## BEGIN Data supplied
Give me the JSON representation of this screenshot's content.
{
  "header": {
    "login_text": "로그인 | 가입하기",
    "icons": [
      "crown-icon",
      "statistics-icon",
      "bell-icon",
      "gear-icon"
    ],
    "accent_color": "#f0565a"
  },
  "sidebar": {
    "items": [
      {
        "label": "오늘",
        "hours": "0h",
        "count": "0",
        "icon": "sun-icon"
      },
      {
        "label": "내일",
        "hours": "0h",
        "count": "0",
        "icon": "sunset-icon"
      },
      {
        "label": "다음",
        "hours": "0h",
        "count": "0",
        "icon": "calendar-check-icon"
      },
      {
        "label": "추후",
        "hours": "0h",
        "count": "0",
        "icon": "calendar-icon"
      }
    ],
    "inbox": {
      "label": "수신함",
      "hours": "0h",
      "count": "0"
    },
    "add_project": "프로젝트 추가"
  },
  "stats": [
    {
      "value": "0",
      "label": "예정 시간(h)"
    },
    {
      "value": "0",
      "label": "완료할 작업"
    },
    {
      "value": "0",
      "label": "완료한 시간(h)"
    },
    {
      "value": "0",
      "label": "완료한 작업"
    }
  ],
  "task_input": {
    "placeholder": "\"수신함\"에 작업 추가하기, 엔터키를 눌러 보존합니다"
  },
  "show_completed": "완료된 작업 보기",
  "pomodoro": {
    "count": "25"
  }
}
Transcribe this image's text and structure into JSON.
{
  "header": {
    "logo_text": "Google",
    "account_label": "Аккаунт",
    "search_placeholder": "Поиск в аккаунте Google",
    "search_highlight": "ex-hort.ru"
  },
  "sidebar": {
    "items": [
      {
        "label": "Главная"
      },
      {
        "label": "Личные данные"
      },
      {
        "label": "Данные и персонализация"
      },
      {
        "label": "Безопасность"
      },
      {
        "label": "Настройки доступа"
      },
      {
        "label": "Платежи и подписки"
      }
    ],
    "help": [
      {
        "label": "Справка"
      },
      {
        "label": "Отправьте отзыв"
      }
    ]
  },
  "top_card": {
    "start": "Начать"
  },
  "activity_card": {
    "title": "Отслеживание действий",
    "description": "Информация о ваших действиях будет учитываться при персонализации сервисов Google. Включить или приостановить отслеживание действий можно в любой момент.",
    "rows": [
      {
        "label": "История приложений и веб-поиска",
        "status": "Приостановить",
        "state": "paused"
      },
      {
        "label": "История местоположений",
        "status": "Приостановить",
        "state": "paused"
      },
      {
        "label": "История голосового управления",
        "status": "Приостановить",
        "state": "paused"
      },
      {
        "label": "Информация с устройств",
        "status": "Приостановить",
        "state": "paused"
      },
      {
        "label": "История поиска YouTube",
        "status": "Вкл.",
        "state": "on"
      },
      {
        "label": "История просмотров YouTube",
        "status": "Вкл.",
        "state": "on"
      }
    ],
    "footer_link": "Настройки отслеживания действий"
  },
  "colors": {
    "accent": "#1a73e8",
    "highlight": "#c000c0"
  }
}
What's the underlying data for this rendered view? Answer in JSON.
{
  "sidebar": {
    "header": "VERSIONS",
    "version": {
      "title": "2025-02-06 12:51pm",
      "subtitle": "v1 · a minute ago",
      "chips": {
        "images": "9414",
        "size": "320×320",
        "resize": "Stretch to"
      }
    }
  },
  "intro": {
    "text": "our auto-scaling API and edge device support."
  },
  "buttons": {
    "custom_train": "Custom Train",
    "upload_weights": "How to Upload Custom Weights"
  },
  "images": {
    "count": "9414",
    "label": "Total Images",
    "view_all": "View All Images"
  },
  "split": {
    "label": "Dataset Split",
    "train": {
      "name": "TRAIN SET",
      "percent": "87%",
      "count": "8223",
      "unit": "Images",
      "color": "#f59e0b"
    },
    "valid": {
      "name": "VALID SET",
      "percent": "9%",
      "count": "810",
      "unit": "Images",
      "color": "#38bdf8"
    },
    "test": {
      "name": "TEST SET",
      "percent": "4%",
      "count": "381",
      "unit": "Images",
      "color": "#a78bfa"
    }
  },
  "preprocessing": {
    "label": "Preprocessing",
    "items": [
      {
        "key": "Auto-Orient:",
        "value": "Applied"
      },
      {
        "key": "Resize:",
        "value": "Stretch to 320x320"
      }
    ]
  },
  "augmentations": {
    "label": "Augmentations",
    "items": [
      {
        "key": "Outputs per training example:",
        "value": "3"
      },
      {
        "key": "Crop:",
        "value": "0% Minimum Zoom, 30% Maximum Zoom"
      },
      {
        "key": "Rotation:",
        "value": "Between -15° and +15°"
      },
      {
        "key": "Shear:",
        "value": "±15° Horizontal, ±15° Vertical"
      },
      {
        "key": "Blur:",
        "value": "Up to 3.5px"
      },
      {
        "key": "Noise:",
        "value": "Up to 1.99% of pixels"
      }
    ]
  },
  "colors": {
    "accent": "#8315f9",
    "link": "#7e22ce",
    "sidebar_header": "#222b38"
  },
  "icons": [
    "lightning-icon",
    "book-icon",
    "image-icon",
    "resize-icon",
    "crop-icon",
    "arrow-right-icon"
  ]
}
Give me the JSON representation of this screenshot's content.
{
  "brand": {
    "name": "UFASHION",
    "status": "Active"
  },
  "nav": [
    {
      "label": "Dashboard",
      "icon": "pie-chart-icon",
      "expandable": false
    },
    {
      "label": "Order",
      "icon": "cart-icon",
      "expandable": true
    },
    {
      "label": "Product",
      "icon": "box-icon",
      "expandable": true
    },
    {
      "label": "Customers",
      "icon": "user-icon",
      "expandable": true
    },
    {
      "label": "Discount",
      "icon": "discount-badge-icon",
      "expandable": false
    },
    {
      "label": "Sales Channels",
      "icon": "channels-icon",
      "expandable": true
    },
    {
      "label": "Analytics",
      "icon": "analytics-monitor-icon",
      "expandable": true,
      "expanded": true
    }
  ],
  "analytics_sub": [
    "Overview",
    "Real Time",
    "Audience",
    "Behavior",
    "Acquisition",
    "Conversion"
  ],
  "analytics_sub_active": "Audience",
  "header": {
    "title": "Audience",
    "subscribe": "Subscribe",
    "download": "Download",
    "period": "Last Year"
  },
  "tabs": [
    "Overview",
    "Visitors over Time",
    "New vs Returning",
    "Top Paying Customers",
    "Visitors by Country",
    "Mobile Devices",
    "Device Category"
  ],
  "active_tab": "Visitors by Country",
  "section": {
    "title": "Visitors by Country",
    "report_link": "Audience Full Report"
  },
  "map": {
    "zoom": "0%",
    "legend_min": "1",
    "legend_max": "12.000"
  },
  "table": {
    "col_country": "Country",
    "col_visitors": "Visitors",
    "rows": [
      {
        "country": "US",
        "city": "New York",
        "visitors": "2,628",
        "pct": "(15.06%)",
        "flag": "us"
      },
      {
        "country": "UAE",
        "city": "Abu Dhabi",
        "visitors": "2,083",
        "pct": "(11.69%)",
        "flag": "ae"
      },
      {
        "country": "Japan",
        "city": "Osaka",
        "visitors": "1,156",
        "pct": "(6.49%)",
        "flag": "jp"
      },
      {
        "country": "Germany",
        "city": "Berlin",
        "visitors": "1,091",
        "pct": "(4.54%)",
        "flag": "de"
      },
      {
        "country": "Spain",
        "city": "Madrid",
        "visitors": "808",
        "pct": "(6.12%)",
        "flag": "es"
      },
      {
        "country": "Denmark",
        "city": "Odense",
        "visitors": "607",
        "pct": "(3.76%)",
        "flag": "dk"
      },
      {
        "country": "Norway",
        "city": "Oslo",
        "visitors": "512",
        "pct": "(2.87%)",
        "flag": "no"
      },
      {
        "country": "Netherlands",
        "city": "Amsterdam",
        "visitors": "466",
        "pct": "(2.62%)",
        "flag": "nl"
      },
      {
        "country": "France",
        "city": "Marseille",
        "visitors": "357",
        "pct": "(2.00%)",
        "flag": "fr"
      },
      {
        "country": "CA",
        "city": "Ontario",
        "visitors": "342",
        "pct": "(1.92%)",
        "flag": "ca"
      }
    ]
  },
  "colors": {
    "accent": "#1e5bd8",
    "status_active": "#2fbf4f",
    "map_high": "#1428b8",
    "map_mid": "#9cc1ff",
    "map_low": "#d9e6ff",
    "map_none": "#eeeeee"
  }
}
## END Data supplied
Keep only the lines that hold the string "Customers", and copy them out.

__The reply__:
      "label": "Customers",
    "Top Paying Customers",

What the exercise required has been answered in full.